§ WHAT THE TASK ASKS
Read the listing and extract each line that includes the word "text".

start EXTRACTED MATERIAL

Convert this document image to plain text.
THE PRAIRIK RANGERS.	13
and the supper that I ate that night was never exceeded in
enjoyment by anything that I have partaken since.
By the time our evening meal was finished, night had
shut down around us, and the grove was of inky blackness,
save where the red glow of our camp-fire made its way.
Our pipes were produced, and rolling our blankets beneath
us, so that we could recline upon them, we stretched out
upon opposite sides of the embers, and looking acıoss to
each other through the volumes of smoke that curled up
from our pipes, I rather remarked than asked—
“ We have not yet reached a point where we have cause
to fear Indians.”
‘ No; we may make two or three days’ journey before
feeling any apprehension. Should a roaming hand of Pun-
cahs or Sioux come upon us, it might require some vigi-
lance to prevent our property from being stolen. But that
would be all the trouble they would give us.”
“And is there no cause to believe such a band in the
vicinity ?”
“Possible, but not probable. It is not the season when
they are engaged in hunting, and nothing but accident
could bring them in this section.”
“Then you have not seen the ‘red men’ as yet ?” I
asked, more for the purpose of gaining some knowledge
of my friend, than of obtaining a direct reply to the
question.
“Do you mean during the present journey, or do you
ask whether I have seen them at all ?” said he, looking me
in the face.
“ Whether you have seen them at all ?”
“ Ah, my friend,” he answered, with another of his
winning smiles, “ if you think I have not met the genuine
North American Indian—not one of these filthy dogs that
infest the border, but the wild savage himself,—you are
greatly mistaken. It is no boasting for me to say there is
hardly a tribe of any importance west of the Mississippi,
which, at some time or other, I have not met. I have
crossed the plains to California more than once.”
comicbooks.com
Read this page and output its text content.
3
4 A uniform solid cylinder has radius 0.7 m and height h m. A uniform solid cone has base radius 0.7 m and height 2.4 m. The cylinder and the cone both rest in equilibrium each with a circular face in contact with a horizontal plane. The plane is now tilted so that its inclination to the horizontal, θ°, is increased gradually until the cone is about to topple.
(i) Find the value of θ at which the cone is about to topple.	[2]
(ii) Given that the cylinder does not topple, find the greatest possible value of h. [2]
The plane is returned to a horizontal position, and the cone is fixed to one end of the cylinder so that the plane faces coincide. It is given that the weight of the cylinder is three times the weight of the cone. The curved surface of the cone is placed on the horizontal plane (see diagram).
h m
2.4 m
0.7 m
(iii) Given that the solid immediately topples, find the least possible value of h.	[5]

end EXTRACTED MATERIAL

§ ANSWER TO THIS TASK
Convert this document image to plain text.
Read this page and output its text content.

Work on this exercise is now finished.